■ QUOTED PASSAGE
# # # # # # #

Foreign media recently reported that the arbitrary ban and campaign led by the US against Xinjiang cotton may push China to allow more cotton imports than usual this year, just as the Biden administration is expanding its attacks on China from cotton to other products in Northwest China’s Xinjiang Uygur Autonomous Region.

Bloomberg reported that China may expand cotton imports beyond the current plan for this year to meet surging global demand for textiles, citing a projection by an expert at Huatai Futures, implying that this is a result of the US-led savage attack and slander on Xinjiang cotton.

It appears that some observers have missed the point. China has been changing its cotton import plans for several years in order to match the actual supply and demand of the sector throughout the year. It’s an essential action to address the raw material demands of cotton textile export firms in order to fulfil market orders, rather than a one-time measure in response to the US’ arbitrary embargo.

With the accelerated development of the domestic cotton textile industry in recent years, to adjust the nation’s cotton import plan according to actual demand, has increasingly become a common measure for the industry to adapt to new changes in international markets.

# # # # # # #

■ EXERCISES
1. Answer from the commentary on China's cotton imports:
(a) Which news outlet reported that China may expand cotton imports beyond this year's plan?
(b) That report cited a projection from an expert at which firm?
(c) For how long does the commentary say China has been changing its cotton import plans?
2. List every organization or government administration that the commentary on China's cotton imports names.
3. Continue the commentary on China's cotton imports from its last paragraph.

■ DATASET
# # # # # # #

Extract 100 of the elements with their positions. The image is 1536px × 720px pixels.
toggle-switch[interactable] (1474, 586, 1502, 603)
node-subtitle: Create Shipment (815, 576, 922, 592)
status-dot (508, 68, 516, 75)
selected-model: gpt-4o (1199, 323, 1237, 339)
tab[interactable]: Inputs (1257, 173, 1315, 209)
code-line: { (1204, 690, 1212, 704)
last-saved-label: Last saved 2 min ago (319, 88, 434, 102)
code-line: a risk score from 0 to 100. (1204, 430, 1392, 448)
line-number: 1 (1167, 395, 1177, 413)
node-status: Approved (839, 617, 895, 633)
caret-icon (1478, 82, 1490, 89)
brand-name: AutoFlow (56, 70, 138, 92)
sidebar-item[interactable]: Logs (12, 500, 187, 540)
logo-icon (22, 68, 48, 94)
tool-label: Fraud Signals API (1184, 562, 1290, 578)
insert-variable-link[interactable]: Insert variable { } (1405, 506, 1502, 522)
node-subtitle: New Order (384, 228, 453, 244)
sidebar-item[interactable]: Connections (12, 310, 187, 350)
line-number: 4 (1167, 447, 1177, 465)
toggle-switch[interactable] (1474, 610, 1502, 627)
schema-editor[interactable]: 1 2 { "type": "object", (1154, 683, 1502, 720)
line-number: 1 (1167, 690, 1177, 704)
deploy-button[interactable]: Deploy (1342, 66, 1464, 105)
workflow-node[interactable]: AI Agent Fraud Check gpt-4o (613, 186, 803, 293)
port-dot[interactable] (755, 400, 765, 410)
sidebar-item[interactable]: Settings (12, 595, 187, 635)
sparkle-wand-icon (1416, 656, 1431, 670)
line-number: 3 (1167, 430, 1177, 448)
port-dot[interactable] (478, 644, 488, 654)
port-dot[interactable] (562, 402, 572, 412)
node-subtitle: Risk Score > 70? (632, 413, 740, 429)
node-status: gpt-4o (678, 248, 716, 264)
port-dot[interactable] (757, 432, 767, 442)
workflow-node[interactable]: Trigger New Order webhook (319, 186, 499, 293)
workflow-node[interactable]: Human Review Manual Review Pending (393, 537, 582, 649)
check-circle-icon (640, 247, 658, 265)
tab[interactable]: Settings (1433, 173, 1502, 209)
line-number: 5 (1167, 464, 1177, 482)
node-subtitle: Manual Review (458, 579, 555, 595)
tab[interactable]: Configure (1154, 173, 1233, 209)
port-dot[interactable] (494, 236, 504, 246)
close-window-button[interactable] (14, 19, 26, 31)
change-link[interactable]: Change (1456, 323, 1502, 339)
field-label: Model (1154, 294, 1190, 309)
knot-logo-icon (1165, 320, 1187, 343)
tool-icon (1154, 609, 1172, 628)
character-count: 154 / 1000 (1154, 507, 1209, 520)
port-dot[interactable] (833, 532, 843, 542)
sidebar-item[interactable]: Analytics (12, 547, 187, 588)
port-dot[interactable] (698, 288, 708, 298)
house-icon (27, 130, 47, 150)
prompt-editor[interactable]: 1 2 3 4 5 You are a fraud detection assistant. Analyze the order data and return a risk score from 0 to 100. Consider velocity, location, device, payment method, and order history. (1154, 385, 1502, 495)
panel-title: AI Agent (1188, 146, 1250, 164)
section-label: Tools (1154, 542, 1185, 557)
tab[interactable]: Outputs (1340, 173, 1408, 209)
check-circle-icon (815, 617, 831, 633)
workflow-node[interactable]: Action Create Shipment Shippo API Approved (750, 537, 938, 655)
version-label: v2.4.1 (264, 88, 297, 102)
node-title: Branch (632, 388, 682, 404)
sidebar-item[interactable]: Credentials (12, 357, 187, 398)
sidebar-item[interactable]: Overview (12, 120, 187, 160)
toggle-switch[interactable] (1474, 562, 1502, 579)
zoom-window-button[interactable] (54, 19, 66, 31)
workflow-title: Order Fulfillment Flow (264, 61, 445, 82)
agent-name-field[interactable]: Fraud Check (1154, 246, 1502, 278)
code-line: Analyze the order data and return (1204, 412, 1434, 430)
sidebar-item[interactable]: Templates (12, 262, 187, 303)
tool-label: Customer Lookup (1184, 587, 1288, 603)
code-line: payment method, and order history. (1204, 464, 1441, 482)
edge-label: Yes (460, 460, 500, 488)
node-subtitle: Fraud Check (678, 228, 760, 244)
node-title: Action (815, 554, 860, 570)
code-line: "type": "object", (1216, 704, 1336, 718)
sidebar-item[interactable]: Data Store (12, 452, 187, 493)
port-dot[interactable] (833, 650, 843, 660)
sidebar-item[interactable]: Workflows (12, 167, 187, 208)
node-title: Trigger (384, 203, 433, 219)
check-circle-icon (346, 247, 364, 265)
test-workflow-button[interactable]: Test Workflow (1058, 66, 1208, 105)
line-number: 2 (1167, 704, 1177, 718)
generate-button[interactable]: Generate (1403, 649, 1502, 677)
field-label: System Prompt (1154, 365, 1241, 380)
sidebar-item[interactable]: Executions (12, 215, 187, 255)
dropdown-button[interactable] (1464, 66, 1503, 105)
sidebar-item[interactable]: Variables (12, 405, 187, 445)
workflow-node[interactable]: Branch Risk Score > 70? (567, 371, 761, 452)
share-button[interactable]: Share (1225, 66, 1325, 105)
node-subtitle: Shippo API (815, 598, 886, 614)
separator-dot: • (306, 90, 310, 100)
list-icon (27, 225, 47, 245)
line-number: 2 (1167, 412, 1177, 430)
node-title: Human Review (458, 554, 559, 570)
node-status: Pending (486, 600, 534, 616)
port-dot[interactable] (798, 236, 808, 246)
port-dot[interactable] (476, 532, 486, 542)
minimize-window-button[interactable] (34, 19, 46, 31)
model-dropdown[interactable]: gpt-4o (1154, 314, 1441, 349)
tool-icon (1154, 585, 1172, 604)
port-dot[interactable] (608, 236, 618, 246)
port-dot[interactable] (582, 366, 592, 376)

# # # # # # #

■ RESPONSES PER TASK
1.
(a) Bloomberg
(b) Huatai Futures
(c) Several years

2. The Biden administration, Bloomberg, Huatai Futures

3.
According to a note published on the website of China’s top planner, the National Development and Reform Commission (NDRC), the government has set a 700,000-ton quota for cotton imports in 2021, all of which is for non-state traders and would be subject to a sliding-scale tariffs system. Before the COVID-19 epidemic, the total for 2018 and 2019 was 800,000 tonnes.

Second, increasing cotton imports can help domestic textile companies save costs and improve their international competitiveness. When compared to domestic cotton, imported cotton has a clear price advantage. Cotton imports will be expanded, lowering prices for enterprises producing middle and high-end products.

Although the United States’ cotton restriction on Xinjiang cotton has had some influence on textile export industries and market mood, this human rights-based onslaught on Chinese businesses and industries is doomed to fail.

Cotton from Xinjiang is known for its high quality, and it is already in short supply on the home market. Its reliance on foreign markets is limited, and the risk posed by the United States’ blunders is manageable. More importantly, Chinese manufacturing has a significant competitive edge in the worldwide market, where it is well-known.